## Records for the exercise
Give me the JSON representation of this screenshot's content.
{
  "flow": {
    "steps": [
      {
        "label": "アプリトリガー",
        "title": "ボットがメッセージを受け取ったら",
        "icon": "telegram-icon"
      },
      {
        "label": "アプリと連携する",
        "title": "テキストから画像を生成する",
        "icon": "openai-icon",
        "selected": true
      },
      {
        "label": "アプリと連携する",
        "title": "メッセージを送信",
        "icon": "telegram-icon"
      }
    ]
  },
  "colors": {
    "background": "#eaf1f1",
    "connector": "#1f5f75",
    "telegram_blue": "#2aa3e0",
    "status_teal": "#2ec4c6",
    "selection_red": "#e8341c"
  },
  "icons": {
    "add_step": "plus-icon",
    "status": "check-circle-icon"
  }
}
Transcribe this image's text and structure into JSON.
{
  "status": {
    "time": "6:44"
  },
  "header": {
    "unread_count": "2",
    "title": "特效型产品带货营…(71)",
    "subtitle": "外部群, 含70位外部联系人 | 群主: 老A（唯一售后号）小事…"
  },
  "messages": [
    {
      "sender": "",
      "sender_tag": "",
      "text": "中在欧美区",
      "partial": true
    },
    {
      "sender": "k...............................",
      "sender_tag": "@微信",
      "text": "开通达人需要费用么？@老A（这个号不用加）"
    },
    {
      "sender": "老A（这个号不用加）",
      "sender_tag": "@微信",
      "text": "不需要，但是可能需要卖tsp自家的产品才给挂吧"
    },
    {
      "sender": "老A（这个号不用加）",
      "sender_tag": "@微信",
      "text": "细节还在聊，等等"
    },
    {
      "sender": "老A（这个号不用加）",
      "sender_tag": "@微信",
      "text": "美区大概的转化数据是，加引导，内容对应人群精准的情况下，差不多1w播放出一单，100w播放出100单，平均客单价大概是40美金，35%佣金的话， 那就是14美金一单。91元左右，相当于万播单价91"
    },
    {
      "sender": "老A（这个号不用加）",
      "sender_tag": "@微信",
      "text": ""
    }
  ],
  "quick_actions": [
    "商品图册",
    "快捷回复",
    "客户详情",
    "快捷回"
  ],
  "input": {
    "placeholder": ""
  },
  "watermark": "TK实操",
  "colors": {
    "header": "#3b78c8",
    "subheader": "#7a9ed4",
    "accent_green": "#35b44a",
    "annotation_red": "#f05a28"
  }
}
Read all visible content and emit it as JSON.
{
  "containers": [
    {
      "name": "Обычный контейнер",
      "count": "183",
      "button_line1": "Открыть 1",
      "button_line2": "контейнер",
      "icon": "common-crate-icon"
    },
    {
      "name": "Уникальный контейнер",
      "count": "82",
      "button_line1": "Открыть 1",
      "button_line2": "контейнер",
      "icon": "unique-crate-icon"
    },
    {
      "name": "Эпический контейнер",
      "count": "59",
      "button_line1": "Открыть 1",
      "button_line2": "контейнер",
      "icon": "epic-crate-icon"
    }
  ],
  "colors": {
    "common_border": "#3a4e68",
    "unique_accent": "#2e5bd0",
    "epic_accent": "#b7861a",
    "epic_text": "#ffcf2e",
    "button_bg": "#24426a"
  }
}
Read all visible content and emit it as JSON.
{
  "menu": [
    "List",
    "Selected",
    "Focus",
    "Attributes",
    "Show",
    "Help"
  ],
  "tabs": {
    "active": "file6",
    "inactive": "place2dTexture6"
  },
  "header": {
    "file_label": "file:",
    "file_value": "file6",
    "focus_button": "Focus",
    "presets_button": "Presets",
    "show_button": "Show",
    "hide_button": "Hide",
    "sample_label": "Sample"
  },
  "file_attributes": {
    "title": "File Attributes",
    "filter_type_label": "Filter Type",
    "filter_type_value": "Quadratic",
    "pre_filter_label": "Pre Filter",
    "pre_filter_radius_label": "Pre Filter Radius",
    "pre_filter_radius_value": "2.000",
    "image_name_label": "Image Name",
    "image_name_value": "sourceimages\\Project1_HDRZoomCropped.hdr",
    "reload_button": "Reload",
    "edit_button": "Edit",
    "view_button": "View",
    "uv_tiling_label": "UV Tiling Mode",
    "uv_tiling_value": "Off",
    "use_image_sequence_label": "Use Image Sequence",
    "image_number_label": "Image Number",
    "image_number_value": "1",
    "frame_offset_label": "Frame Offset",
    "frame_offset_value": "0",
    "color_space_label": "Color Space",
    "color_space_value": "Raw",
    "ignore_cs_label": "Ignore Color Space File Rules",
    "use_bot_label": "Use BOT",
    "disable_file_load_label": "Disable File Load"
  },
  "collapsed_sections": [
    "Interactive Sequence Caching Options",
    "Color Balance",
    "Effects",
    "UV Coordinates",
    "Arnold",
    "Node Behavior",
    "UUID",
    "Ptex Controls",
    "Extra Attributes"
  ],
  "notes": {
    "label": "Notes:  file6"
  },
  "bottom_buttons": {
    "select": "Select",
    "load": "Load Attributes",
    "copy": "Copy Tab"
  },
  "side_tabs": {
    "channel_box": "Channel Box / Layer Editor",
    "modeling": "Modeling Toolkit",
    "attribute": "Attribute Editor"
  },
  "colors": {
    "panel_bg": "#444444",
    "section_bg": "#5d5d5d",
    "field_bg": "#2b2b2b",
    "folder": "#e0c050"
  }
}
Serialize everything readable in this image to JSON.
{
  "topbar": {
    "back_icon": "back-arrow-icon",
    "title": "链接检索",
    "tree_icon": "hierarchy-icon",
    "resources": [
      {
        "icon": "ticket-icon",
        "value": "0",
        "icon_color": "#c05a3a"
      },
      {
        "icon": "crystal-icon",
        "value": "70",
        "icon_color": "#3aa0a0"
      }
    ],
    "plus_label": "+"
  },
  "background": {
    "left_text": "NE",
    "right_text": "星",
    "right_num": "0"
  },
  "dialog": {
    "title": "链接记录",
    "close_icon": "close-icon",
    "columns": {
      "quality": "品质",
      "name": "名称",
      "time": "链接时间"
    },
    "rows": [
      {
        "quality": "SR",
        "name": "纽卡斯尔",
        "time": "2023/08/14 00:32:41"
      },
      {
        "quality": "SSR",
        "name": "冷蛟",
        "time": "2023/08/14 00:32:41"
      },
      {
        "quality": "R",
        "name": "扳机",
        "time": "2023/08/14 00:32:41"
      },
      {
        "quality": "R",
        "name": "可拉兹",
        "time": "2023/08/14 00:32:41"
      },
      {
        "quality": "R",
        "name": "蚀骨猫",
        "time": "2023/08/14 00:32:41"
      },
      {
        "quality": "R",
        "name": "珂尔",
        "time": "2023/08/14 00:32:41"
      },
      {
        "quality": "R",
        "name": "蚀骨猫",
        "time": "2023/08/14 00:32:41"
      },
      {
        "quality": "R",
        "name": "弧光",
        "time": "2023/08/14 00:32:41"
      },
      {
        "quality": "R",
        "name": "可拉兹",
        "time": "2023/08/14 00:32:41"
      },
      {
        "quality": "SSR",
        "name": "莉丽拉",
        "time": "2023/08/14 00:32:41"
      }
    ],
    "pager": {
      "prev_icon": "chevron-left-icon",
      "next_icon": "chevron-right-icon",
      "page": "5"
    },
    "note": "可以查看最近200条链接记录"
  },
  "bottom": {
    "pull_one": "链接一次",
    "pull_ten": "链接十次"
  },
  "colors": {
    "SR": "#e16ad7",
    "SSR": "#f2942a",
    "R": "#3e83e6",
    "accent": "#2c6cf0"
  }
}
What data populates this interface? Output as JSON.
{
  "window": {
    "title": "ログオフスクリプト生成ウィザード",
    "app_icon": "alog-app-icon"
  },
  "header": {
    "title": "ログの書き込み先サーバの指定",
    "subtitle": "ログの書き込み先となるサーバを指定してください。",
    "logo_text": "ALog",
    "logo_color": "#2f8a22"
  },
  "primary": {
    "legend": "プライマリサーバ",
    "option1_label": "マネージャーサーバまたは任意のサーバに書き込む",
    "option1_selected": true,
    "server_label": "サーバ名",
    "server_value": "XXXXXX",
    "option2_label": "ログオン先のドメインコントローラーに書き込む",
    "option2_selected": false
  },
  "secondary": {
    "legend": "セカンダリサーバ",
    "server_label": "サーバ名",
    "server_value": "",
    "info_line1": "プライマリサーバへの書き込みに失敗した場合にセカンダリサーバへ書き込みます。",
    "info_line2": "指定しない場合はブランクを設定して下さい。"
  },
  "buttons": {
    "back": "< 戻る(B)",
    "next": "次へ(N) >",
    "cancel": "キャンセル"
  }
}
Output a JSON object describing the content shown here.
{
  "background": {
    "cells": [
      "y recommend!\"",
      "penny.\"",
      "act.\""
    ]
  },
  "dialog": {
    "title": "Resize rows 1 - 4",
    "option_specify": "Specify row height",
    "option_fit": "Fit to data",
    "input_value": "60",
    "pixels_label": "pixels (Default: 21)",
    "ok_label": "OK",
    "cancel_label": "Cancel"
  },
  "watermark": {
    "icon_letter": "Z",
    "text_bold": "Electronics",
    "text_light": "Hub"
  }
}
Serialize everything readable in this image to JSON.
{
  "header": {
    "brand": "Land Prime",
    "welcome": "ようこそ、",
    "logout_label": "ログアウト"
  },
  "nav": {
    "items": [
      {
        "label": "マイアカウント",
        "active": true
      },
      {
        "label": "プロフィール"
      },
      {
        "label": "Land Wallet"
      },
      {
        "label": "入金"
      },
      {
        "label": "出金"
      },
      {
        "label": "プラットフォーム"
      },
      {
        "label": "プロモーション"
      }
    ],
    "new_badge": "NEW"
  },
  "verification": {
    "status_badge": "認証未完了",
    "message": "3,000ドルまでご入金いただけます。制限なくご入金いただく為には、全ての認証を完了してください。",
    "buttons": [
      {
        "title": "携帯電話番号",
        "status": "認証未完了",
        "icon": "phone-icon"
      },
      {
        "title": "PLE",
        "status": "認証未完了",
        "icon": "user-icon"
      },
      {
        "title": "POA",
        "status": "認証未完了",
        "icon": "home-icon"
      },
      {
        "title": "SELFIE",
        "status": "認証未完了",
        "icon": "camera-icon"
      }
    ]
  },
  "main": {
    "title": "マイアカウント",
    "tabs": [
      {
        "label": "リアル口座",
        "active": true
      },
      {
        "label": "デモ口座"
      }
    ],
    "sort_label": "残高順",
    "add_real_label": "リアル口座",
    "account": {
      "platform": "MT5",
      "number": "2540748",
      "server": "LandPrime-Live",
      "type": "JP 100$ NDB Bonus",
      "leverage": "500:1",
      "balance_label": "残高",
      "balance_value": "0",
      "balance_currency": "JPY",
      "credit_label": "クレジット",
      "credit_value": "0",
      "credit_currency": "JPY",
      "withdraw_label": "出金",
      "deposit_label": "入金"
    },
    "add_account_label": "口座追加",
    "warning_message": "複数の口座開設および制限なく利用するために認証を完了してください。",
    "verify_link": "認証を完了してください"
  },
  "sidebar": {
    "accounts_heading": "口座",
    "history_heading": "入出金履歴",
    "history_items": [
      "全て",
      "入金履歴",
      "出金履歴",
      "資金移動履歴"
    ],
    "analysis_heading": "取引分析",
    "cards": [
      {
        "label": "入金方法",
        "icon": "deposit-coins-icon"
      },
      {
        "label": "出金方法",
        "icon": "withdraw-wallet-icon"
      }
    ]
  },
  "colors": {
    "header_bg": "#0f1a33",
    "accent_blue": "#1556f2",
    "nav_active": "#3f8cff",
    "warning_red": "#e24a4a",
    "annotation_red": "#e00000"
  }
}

## Directions
Return each line of the listing that holds the string "crate".

## Solution below
      "icon": "common-crate-icon"
      "icon": "unique-crate-icon"
      "icon": "epic-crate-icon"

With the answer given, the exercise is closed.